- [Exercise goal] Return the lines below verbatim, from the one containing "sample-point — [110, 305, 113, 308]" through the one containing "sample-point — [479, 492, 482, 495]", with both of those lines included.

** begin Supplied records **

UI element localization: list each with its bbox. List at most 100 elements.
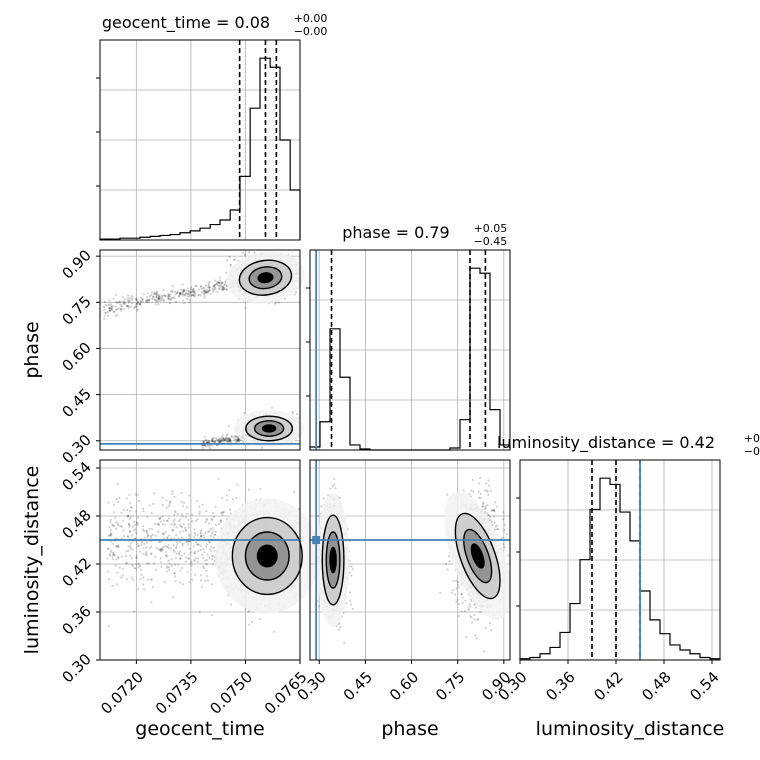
sample-point — [110, 305, 113, 308]
sample-point — [230, 435, 234, 438]
sample-point — [208, 444, 211, 447]
sample-point — [173, 290, 177, 293]
sample-point — [131, 298, 134, 301]
sample-point — [176, 512, 179, 515]
sample-point — [122, 529, 125, 532]
sample-point — [275, 301, 278, 304]
sample-point — [205, 569, 208, 572]
sample-point — [177, 553, 181, 556]
sample-point — [470, 616, 473, 619]
sample-point — [115, 558, 118, 561]
sample-point — [143, 536, 146, 539]
sample-point — [150, 527, 154, 531]
sample-point — [291, 410, 294, 414]
sample-point — [108, 534, 111, 537]
sample-point — [196, 518, 199, 521]
sample-point — [116, 583, 119, 586]
sample-point — [148, 295, 152, 298]
sample-point — [153, 292, 156, 295]
sample-point — [208, 280, 212, 284]
sample-point — [214, 287, 217, 290]
sample-point — [131, 576, 134, 579]
sample-point — [116, 483, 119, 486]
sample-point — [114, 564, 117, 567]
sample-point — [204, 562, 208, 565]
sample-point — [137, 562, 141, 565]
sample-point — [337, 628, 340, 631]
sample-point — [180, 566, 183, 570]
sample-point — [111, 584, 114, 588]
sample-point — [126, 535, 130, 538]
sample-point — [187, 293, 190, 296]
sample-point — [158, 297, 161, 300]
x-tick-label: 0.0735 — [152, 668, 202, 718]
sample-point — [129, 547, 132, 550]
sample-point — [225, 434, 228, 437]
sample-point — [217, 281, 221, 284]
sample-point — [203, 294, 206, 297]
sample-point — [136, 302, 139, 305]
sample-point — [219, 439, 222, 442]
sample-point — [444, 562, 448, 565]
sample-point — [469, 605, 472, 608]
sample-point — [209, 527, 212, 530]
sample-point — [220, 439, 223, 442]
sample-point — [488, 622, 492, 625]
sample-point — [106, 311, 109, 314]
sample-point — [127, 294, 130, 297]
sample-point — [198, 512, 201, 515]
sample-point — [220, 511, 223, 515]
sample-point — [190, 287, 193, 290]
sample-point — [142, 547, 145, 550]
sample-point — [173, 572, 176, 575]
sample-point — [147, 299, 150, 302]
sample-point — [117, 501, 120, 504]
sample-point — [215, 283, 219, 286]
sample-point — [191, 289, 194, 292]
sample-point — [237, 439, 240, 443]
sample-point — [478, 476, 482, 479]
sample-point — [121, 574, 124, 577]
sample-point — [193, 558, 196, 561]
sample-point — [114, 308, 118, 311]
sample-point — [479, 492, 482, 495]
sample-point — [229, 603, 233, 606]
sample-point — [110, 305, 113, 309]
sample-point — [129, 554, 132, 557]
sample-point — [461, 596, 464, 599]
density-contour — [329, 546, 337, 574]
sample-point — [222, 437, 225, 440]
sample-point — [502, 543, 505, 546]
sample-point — [136, 301, 139, 304]
sample-point — [164, 294, 167, 297]
sample-point — [236, 438, 239, 442]
sample-point — [476, 617, 480, 621]
sample-point — [208, 283, 211, 286]
sample-point — [477, 490, 480, 493]
sample-point — [233, 434, 236, 438]
sample-point — [221, 513, 224, 516]
sample-point — [181, 504, 185, 508]
sample-point — [180, 491, 183, 495]
sample-point — [130, 557, 134, 560]
sample-point — [190, 560, 193, 563]
sample-point — [170, 558, 173, 561]
sample-point — [174, 509, 177, 513]
sample-point — [206, 553, 209, 557]
sample-point — [222, 437, 225, 440]
sample-point — [212, 285, 215, 288]
sample-point — [235, 435, 238, 438]
sample-point — [232, 436, 235, 439]
sample-point — [152, 292, 156, 296]
sample-point — [218, 287, 221, 290]
sample-point — [130, 302, 134, 305]
sample-point — [214, 437, 218, 440]
sample-point — [178, 292, 182, 295]
sample-point — [454, 593, 457, 596]
sample-point — [225, 259, 229, 262]
sample-point — [180, 500, 183, 503]
sample-point — [155, 568, 158, 571]
sample-point — [109, 307, 113, 311]
sample-point — [485, 482, 488, 485]
y-tick-label: 0.60 — [58, 339, 94, 375]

** end Supplied records **

- [Solution below]
sample-point — [110, 305, 113, 308]
sample-point — [230, 435, 234, 438]
sample-point — [208, 444, 211, 447]
sample-point — [173, 290, 177, 293]
sample-point — [131, 298, 134, 301]
sample-point — [176, 512, 179, 515]
sample-point — [122, 529, 125, 532]
sample-point — [275, 301, 278, 304]
sample-point — [205, 569, 208, 572]
sample-point — [177, 553, 181, 556]
sample-point — [470, 616, 473, 619]
sample-point — [115, 558, 118, 561]
sample-point — [143, 536, 146, 539]
sample-point — [150, 527, 154, 531]
sample-point — [291, 410, 294, 414]
sample-point — [108, 534, 111, 537]
sample-point — [196, 518, 199, 521]
sample-point — [116, 583, 119, 586]
sample-point — [148, 295, 152, 298]
sample-point — [153, 292, 156, 295]
sample-point — [208, 280, 212, 284]
sample-point — [214, 287, 217, 290]
sample-point — [131, 576, 134, 579]
sample-point — [116, 483, 119, 486]
sample-point — [114, 564, 117, 567]
sample-point — [204, 562, 208, 565]
sample-point — [137, 562, 141, 565]
sample-point — [337, 628, 340, 631]
sample-point — [180, 566, 183, 570]
sample-point — [111, 584, 114, 588]
sample-point — [126, 535, 130, 538]
sample-point — [187, 293, 190, 296]
sample-point — [158, 297, 161, 300]
x-tick-label: 0.0735 — [152, 668, 202, 718]
sample-point — [129, 547, 132, 550]
sample-point — [225, 434, 228, 437]
sample-point — [217, 281, 221, 284]
sample-point — [203, 294, 206, 297]
sample-point — [136, 302, 139, 305]
sample-point — [219, 439, 222, 442]
sample-point — [444, 562, 448, 565]
sample-point — [469, 605, 472, 608]
sample-point — [209, 527, 212, 530]
sample-point — [220, 439, 223, 442]
sample-point — [488, 622, 492, 625]
sample-point — [106, 311, 109, 314]
sample-point — [127, 294, 130, 297]
sample-point — [198, 512, 201, 515]
sample-point — [220, 511, 223, 515]
sample-point — [190, 287, 193, 290]
sample-point — [142, 547, 145, 550]
sample-point — [173, 572, 176, 575]
sample-point — [147, 299, 150, 302]
sample-point — [117, 501, 120, 504]
sample-point — [215, 283, 219, 286]
sample-point — [191, 289, 194, 292]
sample-point — [237, 439, 240, 443]
sample-point — [478, 476, 482, 479]
sample-point — [121, 574, 124, 577]
sample-point — [193, 558, 196, 561]
sample-point — [114, 308, 118, 311]
sample-point — [479, 492, 482, 495]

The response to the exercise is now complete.